Instructions for the task:
Pull out every line containing the string "továbbiakban".

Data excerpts
════════

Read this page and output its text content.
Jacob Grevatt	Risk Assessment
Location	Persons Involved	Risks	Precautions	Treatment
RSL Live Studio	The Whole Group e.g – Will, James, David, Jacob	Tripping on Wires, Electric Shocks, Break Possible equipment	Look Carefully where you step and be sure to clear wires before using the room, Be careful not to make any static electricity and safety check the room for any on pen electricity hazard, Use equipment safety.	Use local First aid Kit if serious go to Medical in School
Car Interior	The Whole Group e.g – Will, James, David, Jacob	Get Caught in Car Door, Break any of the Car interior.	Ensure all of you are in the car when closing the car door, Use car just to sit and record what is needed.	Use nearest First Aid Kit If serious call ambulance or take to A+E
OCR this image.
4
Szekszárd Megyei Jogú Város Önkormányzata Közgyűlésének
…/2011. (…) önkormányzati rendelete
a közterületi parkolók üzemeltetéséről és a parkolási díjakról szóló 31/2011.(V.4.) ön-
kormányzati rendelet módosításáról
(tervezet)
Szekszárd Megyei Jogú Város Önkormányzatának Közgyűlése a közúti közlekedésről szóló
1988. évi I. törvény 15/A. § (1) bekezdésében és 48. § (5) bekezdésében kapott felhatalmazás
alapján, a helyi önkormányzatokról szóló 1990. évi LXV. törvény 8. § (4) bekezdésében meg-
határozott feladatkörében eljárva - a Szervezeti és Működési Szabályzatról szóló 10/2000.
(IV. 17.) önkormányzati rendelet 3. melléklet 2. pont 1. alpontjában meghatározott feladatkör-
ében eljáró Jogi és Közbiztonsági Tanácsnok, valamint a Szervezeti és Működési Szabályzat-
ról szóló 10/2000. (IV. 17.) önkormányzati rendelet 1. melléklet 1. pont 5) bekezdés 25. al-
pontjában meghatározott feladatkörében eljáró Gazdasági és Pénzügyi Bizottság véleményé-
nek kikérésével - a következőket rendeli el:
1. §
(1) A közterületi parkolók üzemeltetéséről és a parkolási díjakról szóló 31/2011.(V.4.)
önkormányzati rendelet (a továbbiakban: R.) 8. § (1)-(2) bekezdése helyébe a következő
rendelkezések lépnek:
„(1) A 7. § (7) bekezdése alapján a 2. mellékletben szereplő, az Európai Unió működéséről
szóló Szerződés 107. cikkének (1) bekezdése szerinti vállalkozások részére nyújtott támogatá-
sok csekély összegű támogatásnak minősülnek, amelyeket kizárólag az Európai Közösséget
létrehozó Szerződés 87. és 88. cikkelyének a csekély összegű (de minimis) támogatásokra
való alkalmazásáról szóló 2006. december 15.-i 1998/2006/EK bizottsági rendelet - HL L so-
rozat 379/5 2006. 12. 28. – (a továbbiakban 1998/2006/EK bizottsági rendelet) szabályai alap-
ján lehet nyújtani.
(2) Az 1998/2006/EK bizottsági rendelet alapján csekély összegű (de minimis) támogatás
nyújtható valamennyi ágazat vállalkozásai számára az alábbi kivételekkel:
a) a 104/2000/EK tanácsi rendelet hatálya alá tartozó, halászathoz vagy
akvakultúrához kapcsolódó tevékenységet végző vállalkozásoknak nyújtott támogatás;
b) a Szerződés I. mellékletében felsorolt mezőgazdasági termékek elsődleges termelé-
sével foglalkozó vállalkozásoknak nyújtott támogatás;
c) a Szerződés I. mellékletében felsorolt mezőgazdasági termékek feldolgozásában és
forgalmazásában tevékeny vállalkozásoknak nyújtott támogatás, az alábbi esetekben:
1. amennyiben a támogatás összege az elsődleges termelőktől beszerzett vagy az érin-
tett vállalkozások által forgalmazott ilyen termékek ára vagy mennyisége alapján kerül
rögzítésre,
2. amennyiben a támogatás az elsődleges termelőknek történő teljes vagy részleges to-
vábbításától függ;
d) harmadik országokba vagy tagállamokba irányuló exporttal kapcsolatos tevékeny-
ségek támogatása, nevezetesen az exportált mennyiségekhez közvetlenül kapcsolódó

════════

Expected output:
önkormányzati rendelet (a továbbiakban: R.) 8. § (1)-(2) bekezdése helyébe a következő
rozat 379/5 2006. 12. 28. – (a továbbiakban 1998/2006/EK bizottsági rendelet) szabályai alap-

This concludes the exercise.